=== Exercise description ===
Show every line of the records below that contains the word "twee".

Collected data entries
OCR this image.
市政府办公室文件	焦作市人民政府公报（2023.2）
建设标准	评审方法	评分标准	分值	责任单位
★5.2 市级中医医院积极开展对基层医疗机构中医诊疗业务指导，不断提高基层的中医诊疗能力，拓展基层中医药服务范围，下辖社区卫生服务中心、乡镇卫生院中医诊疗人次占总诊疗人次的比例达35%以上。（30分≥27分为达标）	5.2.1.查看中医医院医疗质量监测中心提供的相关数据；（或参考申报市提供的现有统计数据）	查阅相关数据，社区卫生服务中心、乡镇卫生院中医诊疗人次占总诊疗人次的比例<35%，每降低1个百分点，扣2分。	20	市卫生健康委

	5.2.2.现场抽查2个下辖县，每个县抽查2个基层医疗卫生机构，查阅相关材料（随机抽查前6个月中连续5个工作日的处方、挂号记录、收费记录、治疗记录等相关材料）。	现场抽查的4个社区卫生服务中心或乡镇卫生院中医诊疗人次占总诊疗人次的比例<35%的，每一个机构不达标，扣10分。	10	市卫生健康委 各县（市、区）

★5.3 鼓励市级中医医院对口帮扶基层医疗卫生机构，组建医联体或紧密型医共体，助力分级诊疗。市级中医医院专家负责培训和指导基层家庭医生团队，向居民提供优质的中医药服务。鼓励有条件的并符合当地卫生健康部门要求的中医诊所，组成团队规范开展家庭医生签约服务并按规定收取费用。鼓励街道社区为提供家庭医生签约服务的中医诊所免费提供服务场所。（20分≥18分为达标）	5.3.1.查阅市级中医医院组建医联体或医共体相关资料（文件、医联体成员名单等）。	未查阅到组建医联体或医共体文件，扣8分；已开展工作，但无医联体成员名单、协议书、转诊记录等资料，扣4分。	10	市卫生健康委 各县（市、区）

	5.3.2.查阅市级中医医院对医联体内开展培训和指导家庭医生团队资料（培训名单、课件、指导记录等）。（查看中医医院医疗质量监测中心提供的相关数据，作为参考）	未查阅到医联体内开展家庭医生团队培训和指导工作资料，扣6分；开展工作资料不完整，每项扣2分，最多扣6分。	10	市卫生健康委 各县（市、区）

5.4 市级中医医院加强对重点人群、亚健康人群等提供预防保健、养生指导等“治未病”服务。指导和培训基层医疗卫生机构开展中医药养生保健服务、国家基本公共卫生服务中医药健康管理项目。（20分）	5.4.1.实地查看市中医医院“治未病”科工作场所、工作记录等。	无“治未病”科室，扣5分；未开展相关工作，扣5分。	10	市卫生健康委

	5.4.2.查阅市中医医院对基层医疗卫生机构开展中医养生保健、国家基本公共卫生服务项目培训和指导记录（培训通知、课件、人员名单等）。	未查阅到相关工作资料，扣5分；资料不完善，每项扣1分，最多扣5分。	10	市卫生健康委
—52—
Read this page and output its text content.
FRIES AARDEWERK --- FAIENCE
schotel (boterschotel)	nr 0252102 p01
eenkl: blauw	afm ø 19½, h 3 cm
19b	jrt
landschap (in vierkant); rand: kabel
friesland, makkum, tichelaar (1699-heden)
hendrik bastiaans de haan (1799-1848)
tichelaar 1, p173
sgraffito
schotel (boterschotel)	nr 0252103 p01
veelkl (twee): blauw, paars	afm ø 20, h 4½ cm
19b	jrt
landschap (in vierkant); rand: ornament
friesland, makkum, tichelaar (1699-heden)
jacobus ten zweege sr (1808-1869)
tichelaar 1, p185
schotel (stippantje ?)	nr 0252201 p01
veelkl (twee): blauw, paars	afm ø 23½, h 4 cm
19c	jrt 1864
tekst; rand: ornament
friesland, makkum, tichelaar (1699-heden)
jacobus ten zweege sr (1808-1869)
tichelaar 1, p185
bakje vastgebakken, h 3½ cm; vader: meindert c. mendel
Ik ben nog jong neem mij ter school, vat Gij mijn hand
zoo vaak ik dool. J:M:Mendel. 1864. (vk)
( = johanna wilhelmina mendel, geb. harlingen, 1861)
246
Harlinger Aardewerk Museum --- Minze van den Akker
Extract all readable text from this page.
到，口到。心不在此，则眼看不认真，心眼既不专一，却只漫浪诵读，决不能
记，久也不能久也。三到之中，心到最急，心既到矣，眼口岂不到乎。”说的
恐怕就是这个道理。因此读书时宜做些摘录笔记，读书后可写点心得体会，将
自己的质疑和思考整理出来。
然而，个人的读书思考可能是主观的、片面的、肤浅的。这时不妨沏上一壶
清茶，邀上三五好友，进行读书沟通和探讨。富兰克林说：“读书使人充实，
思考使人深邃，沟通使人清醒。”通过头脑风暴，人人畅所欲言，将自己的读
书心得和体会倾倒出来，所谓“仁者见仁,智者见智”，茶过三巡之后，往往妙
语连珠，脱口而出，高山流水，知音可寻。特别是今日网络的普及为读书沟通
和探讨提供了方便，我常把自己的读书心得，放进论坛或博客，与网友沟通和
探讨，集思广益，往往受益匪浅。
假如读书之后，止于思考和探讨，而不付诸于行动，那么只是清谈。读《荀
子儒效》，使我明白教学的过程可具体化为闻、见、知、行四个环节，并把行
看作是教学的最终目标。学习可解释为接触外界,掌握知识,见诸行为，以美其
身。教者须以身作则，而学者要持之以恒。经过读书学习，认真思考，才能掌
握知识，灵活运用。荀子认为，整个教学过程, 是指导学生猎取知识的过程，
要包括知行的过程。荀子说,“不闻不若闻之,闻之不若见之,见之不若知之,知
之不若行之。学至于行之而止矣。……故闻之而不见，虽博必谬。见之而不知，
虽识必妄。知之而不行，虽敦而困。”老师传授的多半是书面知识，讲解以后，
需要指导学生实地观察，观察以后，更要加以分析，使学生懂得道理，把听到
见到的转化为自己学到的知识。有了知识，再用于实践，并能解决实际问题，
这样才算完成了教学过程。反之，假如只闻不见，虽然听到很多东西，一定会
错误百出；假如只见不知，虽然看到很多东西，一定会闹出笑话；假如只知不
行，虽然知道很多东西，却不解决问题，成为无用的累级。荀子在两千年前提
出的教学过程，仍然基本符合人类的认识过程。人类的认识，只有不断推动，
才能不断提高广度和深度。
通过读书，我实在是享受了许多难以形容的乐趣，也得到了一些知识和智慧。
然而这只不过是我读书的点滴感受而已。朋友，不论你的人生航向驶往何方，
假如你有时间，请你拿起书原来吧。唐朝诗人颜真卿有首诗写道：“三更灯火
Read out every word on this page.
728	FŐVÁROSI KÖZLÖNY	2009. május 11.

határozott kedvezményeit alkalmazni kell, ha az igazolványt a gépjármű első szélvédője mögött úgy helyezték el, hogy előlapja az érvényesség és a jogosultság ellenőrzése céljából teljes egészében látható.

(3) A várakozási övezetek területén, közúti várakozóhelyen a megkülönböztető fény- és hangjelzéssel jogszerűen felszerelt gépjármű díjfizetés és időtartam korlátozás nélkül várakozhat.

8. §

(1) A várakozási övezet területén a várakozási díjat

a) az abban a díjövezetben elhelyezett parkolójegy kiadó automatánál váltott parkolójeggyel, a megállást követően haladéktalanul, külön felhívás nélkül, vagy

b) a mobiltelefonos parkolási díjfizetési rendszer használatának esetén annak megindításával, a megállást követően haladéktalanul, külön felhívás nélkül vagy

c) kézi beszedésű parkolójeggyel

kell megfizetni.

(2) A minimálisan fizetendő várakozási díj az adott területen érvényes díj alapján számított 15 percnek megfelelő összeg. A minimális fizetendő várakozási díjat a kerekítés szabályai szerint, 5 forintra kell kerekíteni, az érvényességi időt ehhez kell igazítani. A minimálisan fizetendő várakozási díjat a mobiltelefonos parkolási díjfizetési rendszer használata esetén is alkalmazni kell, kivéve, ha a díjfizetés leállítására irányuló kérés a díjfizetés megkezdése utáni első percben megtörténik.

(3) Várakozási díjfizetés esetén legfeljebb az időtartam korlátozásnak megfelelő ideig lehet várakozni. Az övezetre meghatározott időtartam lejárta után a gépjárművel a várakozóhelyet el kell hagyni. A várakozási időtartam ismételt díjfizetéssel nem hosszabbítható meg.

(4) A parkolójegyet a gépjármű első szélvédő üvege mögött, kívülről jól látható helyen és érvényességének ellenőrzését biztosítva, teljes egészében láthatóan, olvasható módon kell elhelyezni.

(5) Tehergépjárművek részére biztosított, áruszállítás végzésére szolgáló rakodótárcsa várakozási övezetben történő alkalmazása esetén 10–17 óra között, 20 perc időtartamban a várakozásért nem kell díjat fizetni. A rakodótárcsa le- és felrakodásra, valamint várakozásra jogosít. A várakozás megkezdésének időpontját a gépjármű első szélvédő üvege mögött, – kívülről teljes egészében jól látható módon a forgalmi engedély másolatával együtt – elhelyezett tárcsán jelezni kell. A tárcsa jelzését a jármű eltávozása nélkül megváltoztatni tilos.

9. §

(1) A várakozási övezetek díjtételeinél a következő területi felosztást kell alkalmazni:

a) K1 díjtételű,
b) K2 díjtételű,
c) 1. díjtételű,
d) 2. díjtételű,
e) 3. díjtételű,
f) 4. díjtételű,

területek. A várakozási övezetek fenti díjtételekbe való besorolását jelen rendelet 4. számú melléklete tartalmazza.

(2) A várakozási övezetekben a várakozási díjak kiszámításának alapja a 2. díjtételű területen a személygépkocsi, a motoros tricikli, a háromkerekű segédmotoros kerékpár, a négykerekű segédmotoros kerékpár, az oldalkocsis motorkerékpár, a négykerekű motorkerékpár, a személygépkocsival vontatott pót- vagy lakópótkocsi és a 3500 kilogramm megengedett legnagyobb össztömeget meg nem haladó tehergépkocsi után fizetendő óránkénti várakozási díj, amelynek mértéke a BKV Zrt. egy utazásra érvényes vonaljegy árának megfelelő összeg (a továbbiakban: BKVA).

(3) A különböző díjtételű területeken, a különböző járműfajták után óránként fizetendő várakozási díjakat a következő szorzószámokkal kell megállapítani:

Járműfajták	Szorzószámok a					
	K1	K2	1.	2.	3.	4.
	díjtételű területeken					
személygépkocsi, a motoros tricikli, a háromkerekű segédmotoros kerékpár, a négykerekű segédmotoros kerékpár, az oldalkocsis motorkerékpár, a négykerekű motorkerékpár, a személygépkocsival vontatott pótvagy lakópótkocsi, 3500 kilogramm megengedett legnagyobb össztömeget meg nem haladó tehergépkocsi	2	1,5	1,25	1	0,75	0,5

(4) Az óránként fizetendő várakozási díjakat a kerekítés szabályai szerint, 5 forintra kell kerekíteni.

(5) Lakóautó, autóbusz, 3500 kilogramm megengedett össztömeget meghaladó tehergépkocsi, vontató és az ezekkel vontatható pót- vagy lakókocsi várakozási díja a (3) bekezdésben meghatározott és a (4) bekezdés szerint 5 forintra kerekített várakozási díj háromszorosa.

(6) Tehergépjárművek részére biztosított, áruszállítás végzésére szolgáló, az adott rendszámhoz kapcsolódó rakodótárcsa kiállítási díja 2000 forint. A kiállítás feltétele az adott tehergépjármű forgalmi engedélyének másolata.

=== Written reply ===
veelkl (twee): blauw, paars	afm ø 20, h 4½ cm
veelkl (twee): blauw, paars	afm ø 23½, h 4 cm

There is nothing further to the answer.